→ **Written exercise**
Copy every line of the data that contains the string "dochodowy".
============================================================
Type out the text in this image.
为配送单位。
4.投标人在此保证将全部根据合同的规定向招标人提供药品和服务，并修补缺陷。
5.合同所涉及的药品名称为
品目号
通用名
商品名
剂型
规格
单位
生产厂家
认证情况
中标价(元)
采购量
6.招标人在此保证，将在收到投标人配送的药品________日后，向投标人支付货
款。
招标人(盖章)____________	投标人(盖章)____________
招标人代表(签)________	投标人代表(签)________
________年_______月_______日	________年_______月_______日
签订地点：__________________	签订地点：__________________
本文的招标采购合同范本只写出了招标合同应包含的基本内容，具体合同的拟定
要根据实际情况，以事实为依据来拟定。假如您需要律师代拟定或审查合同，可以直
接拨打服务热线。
============================================================
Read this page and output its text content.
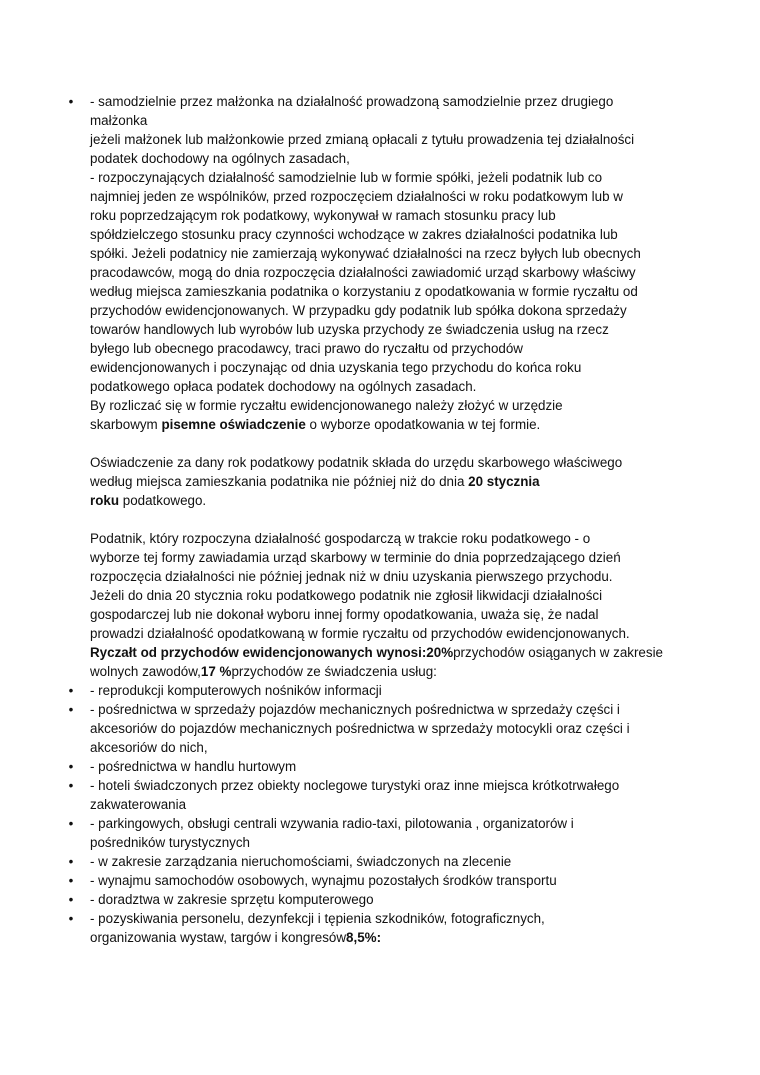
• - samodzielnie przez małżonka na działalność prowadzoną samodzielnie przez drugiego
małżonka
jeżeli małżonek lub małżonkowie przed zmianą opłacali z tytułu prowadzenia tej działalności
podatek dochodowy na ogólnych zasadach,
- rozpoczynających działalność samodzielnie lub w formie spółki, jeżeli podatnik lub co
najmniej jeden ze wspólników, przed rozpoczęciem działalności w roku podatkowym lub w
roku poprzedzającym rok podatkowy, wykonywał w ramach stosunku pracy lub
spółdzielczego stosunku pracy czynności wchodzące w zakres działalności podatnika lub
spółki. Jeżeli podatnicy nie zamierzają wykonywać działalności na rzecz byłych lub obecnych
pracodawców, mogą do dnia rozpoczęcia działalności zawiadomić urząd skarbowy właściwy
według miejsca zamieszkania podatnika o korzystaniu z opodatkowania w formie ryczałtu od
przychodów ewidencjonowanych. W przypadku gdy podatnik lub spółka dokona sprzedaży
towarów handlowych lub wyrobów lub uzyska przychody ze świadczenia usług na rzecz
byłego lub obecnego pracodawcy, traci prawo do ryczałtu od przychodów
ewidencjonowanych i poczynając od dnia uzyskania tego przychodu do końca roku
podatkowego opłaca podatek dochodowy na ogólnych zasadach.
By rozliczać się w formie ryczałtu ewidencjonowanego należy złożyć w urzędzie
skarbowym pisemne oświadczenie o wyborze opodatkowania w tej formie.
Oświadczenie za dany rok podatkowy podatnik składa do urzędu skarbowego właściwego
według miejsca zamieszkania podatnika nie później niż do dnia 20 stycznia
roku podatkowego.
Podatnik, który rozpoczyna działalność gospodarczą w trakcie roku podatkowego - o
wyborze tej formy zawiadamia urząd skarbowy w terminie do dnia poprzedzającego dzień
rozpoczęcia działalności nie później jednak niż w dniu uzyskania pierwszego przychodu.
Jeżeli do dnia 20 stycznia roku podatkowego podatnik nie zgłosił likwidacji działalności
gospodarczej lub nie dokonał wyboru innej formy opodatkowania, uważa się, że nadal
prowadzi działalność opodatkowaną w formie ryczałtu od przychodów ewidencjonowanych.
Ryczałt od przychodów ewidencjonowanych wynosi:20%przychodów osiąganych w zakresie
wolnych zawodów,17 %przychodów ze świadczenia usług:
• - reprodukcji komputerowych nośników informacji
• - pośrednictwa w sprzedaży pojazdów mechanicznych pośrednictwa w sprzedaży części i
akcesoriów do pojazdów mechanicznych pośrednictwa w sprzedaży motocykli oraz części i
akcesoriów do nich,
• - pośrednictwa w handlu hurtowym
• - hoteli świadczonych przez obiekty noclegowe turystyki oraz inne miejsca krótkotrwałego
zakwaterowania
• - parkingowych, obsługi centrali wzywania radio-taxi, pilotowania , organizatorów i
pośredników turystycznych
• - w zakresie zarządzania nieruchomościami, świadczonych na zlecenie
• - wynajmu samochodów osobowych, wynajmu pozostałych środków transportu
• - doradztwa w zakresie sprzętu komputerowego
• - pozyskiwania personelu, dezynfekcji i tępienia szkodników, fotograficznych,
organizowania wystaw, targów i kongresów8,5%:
============================================================
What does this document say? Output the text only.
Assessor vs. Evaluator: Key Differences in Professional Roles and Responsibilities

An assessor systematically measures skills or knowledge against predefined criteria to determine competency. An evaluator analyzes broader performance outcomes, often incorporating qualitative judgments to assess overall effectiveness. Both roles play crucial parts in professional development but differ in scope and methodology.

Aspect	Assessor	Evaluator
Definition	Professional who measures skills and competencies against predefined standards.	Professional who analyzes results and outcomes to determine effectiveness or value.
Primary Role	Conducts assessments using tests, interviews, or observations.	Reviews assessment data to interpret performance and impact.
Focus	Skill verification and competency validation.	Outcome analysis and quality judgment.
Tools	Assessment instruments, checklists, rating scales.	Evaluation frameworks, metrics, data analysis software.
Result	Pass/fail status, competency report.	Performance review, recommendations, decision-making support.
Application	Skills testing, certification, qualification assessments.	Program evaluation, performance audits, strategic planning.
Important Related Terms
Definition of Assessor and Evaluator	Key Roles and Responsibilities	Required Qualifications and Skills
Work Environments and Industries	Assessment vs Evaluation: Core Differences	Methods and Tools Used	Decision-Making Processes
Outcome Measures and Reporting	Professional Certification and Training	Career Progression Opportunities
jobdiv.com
============================================================
→ **Output of the task**
podatek dochodowy na ogólnych zasadach,
podatkowego opłaca podatek dochodowy na ogólnych zasadach.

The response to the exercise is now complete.